__SHORT TASK__:
Set down exactly the lines running from the line with "OCR this image." to the end of the listing below, both ends included.

__RECORDS FOR THIS EXERCISE__:
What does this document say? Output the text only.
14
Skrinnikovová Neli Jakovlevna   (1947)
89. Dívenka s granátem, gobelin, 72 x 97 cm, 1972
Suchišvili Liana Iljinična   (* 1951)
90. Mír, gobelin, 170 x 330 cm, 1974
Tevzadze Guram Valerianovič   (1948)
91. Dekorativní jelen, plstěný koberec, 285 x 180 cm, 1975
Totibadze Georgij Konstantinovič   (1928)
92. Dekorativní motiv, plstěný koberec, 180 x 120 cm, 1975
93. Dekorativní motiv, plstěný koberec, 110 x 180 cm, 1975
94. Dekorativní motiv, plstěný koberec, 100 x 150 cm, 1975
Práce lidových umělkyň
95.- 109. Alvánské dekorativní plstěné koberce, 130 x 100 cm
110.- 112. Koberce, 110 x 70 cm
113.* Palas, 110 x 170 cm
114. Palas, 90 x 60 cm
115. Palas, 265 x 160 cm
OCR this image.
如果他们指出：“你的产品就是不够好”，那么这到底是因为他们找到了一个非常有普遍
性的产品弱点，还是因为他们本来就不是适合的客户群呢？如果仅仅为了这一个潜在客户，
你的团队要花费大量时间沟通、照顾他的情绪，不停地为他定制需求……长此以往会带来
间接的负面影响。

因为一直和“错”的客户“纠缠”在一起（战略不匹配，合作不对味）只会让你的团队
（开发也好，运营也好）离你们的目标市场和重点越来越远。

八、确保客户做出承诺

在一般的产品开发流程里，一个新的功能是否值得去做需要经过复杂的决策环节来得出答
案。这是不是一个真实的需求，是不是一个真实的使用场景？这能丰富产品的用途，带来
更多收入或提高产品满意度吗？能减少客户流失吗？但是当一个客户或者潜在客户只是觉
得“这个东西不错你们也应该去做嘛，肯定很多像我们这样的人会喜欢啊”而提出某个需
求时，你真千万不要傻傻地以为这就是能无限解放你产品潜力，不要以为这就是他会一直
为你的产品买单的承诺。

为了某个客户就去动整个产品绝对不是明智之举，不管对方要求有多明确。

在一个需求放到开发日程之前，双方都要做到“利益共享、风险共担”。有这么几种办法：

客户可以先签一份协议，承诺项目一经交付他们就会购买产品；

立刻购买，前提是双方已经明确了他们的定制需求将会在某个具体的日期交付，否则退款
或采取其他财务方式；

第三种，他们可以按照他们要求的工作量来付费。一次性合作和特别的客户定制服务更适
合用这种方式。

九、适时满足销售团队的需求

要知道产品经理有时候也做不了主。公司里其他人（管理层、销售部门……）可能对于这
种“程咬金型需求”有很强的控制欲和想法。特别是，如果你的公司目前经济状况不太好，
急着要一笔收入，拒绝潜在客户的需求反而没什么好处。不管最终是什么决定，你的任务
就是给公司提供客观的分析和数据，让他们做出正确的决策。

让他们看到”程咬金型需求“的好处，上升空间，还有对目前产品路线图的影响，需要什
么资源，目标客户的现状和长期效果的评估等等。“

__THE ANSWER__:
OCR this image.
如果他们指出：“你的产品就是不够好”，那么这到底是因为他们找到了一个非常有普遍
性的产品弱点，还是因为他们本来就不是适合的客户群呢？如果仅仅为了这一个潜在客户，
你的团队要花费大量时间沟通、照顾他的情绪，不停地为他定制需求……长此以往会带来
间接的负面影响。

因为一直和“错”的客户“纠缠”在一起（战略不匹配，合作不对味）只会让你的团队
（开发也好，运营也好）离你们的目标市场和重点越来越远。

八、确保客户做出承诺

在一般的产品开发流程里，一个新的功能是否值得去做需要经过复杂的决策环节来得出答
案。这是不是一个真实的需求，是不是一个真实的使用场景？这能丰富产品的用途，带来
更多收入或提高产品满意度吗？能减少客户流失吗？但是当一个客户或者潜在客户只是觉
得“这个东西不错你们也应该去做嘛，肯定很多像我们这样的人会喜欢啊”而提出某个需
求时，你真千万不要傻傻地以为这就是能无限解放你产品潜力，不要以为这就是他会一直
为你的产品买单的承诺。

为了某个客户就去动整个产品绝对不是明智之举，不管对方要求有多明确。

在一个需求放到开发日程之前，双方都要做到“利益共享、风险共担”。有这么几种办法：

客户可以先签一份协议，承诺项目一经交付他们就会购买产品；

立刻购买，前提是双方已经明确了他们的定制需求将会在某个具体的日期交付，否则退款
或采取其他财务方式；

第三种，他们可以按照他们要求的工作量来付费。一次性合作和特别的客户定制服务更适
合用这种方式。

九、适时满足销售团队的需求

要知道产品经理有时候也做不了主。公司里其他人（管理层、销售部门……）可能对于这
种“程咬金型需求”有很强的控制欲和想法。特别是，如果你的公司目前经济状况不太好，
急着要一笔收入，拒绝潜在客户的需求反而没什么好处。不管最终是什么决定，你的任务
就是给公司提供客观的分析和数据，让他们做出正确的决策。

让他们看到”程咬金型需求“的好处，上升空间，还有对目前产品路线图的影响，需要什
么资源，目标客户的现状和长期效果的评估等等。“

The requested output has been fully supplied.